- **引用テキスト**
^^^^

昨日、丸の内ピカデリー1で「J・エドガー」を見てきました。
終わったあとで「いや~つまんない映画だったな~」というおじさんがいたり、
「何度も泣いちゃった」という女性がいたり、見る人によってものすごい温度差でしたが、
わたくしの感想は、やはりさすがはクリント・イーストウッド監督!
138分の長尺を堂々と見せてくれました、というところです。
それにしても、世間にはイーストウッド作品が苦手という人が少なくありません。
なぜなんでしょう?
・・・実はかく言うわたしも、ごく最近までイーストウッド作品が苦手でした。
それというのも、この人の作品・・・
「ミリオンダラー・ベイビー」では、安楽死。
「ミスティック・リバー」では子供時代の虐待経験。
「チェンジリング」では子供の失踪と幼児殺しなど、
普段、人があまり見たくないと思っているものをアッサリ見せてくれるからでしょう。

^^^^

- **解くべき課題**
1 > 引用テキストから、「昨日、丸の内ピカデリー1で「J・エドガー」を見てきました。」を含む語句で始まり「138分の長尺を堂々と見せてくれました、というところです。」で終わる部分を書き写してください。
2 > 引用テキストで、筆者が「J・エドガー」を見た映画館はどこですか。

- **生データ一覧**
^^^^

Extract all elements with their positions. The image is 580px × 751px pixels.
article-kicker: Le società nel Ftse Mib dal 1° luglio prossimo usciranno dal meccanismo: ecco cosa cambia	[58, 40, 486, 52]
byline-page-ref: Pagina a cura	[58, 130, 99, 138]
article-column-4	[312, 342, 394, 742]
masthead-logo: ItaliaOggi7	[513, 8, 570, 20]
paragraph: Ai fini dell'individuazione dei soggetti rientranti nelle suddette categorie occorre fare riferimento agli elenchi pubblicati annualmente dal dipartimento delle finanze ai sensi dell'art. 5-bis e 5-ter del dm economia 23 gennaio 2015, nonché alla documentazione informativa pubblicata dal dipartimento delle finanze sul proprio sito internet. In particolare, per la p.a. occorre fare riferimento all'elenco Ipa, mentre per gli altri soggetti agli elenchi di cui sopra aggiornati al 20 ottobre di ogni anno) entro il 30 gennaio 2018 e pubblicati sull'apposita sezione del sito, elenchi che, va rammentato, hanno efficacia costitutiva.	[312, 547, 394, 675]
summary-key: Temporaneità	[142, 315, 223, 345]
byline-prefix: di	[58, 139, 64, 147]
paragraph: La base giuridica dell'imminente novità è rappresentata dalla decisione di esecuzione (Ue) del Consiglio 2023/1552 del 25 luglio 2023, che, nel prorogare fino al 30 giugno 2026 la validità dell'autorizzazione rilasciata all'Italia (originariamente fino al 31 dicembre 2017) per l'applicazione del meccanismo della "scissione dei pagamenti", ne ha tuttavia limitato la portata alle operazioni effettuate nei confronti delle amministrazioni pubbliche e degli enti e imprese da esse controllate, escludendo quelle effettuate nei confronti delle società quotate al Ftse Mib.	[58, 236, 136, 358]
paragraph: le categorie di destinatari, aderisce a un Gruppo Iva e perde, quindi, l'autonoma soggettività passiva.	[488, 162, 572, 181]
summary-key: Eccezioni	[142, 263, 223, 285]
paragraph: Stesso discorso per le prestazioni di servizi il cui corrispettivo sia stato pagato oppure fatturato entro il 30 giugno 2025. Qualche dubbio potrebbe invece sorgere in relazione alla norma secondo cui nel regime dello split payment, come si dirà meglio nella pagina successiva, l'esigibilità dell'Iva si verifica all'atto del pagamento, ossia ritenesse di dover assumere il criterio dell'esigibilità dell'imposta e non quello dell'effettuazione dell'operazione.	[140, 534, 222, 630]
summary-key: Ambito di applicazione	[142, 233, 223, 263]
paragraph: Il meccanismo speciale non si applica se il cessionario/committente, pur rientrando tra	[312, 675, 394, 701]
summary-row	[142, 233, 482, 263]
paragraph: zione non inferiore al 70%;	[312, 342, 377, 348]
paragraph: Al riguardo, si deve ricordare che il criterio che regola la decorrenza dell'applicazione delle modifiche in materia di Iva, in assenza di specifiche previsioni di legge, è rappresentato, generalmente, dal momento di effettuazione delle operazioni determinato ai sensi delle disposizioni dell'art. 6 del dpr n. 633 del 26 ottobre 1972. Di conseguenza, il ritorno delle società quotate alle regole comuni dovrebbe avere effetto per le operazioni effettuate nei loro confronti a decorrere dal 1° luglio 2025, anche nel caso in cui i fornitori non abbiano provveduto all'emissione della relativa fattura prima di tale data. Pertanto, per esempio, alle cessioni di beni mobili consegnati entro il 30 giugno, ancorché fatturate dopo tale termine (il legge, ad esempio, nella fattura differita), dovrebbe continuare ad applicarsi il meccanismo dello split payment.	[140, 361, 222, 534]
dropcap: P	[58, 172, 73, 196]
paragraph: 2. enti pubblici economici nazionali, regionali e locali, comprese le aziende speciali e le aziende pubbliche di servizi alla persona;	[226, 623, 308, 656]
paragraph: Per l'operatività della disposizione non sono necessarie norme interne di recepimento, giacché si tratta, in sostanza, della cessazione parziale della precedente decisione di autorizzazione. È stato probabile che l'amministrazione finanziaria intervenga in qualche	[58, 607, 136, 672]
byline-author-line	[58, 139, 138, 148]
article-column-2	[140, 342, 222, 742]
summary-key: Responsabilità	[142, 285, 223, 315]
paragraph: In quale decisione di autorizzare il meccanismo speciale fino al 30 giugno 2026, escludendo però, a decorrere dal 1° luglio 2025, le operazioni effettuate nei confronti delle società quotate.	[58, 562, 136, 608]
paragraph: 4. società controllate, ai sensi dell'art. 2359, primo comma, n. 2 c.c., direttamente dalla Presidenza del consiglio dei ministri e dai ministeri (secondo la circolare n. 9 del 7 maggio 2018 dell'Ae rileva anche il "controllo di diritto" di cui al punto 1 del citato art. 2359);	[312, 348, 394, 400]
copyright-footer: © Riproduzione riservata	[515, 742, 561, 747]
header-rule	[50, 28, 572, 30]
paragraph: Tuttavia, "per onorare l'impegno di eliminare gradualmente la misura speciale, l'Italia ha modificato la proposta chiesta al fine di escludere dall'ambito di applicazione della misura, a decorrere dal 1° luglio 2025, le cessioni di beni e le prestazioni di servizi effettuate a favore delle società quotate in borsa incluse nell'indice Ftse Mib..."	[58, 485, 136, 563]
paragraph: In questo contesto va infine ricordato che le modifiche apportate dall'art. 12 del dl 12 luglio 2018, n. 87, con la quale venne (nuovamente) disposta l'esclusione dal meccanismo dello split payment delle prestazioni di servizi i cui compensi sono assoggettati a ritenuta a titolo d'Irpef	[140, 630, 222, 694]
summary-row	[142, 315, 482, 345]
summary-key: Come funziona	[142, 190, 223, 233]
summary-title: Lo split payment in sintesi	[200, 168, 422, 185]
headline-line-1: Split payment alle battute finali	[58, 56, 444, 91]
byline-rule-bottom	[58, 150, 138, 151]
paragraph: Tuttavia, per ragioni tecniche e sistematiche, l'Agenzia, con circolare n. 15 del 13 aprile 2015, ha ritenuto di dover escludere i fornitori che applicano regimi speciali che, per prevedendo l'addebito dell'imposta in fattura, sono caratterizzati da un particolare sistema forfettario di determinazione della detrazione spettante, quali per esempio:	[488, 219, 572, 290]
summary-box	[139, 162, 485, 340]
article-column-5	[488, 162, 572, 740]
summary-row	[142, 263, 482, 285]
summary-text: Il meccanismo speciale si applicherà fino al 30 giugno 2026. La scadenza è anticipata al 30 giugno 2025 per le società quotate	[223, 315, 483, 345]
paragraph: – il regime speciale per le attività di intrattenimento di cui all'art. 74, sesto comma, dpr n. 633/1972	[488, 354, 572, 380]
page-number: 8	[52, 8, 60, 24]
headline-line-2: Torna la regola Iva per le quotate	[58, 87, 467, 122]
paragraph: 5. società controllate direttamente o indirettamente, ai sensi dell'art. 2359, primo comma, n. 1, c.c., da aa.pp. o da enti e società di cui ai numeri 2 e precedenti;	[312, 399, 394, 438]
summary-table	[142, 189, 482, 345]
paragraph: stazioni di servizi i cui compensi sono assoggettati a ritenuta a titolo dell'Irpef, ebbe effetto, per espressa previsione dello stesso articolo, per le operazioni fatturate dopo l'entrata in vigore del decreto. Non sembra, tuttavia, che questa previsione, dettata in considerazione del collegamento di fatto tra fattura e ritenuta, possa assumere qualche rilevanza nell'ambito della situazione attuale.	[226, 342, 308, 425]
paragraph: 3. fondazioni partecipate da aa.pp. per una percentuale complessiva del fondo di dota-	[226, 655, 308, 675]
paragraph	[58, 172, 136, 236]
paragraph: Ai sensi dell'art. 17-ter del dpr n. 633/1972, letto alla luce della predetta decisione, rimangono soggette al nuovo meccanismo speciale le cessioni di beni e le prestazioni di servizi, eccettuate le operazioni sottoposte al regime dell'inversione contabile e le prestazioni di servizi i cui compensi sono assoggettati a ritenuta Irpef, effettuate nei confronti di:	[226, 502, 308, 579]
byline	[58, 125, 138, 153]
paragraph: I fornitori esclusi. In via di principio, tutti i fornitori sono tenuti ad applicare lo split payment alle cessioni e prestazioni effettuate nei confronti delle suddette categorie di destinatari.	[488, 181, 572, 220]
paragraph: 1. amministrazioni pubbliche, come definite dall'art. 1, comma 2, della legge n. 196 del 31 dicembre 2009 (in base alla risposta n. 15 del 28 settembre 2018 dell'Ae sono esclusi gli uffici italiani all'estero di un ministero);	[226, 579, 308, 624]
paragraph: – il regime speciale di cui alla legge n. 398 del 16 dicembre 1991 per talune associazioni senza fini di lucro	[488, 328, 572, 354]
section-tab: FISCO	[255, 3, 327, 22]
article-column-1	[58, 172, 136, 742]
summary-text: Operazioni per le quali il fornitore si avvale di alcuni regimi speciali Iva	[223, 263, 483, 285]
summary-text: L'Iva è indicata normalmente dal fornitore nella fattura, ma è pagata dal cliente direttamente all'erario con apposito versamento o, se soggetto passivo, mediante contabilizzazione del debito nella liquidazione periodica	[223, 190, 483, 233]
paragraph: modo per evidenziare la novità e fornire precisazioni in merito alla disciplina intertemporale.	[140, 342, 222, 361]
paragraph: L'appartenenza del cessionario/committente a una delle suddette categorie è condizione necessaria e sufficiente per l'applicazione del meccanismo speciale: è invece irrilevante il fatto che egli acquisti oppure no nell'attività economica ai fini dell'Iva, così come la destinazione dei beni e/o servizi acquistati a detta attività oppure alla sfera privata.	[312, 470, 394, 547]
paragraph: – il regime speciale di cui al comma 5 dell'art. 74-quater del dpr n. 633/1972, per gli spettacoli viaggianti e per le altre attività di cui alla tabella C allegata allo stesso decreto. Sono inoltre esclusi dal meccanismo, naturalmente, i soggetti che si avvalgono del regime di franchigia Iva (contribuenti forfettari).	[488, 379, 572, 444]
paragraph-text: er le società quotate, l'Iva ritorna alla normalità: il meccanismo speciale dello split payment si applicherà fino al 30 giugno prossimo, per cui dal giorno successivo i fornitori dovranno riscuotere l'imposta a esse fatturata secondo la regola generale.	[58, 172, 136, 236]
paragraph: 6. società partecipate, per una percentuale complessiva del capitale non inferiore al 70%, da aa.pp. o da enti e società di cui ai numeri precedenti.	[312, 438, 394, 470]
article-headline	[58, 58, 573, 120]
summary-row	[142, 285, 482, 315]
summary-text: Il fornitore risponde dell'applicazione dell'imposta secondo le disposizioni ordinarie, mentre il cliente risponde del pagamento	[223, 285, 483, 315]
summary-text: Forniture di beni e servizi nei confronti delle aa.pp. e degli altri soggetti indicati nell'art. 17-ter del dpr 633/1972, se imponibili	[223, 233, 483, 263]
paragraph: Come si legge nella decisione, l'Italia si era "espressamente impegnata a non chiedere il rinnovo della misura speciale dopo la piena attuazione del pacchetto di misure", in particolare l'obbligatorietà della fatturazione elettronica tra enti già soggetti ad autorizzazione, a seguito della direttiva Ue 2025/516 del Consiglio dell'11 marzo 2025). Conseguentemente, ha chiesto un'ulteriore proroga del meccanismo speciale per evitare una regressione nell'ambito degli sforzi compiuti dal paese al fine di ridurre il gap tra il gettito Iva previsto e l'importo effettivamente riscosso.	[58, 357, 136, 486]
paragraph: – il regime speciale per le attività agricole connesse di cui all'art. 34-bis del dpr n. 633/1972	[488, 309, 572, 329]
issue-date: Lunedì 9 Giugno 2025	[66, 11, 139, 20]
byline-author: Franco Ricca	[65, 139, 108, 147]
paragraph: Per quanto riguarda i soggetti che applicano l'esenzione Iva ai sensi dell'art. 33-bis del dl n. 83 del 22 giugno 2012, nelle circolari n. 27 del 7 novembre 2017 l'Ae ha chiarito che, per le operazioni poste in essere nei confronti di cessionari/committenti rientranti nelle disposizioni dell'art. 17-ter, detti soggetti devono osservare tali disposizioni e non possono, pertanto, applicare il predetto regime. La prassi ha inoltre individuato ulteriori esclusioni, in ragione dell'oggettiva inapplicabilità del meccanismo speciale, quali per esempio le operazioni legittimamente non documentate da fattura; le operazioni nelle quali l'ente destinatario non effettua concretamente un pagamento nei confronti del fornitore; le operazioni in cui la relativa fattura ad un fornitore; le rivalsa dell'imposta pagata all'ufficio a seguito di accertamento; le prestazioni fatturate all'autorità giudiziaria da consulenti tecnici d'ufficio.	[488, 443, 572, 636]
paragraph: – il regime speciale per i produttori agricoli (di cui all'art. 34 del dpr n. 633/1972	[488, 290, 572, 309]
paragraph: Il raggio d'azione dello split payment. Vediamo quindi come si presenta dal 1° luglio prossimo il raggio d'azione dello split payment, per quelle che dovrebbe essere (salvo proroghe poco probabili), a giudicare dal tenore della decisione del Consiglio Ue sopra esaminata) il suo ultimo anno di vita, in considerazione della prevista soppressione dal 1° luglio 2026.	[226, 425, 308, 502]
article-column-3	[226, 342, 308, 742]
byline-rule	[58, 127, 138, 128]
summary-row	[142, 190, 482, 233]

^^^^

- **課題の結果**
1 >
昨日、丸の内ピカデリー1で「J・エドガー」を見てきました。
終わったあとで「いや~つまんない映画だったな~」というおじさんがいたり、
「何度も泣いちゃった」という女性がいたり、見る人によってものすごい温度差でしたが、
わたくしの感想は、やはりさすがはクリント・イーストウッド監督!
138分の長尺を堂々と見せてくれました、というところです。

2 > 丸の内ピカデリー1